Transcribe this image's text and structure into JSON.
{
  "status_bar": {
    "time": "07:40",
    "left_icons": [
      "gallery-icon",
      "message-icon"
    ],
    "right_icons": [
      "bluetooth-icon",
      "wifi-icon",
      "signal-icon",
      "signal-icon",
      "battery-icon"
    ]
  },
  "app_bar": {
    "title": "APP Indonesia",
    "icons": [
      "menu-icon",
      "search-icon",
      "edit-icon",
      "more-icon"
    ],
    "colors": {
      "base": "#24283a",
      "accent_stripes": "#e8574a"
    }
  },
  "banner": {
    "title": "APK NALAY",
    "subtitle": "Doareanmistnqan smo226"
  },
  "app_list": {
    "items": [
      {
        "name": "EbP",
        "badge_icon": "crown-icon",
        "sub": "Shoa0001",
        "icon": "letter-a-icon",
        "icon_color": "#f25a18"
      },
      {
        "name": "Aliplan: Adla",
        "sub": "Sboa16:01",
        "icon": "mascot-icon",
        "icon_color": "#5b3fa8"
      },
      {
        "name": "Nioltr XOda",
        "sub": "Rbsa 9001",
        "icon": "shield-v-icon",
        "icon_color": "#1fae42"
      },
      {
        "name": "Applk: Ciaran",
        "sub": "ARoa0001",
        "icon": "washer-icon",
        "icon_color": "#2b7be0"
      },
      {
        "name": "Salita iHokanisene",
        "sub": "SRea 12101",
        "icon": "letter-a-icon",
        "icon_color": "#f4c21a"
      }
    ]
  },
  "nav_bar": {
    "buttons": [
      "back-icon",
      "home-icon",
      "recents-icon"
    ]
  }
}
═══
Task requirements:
Find the string "name" in the listing and return every line that holds it.

Written solution:
        "name": "EbP",
        "name": "Aliplan: Adla",
        "name": "Nioltr XOda",
        "name": "Applk: Ciaran",
        "name": "Salita iHokanisene",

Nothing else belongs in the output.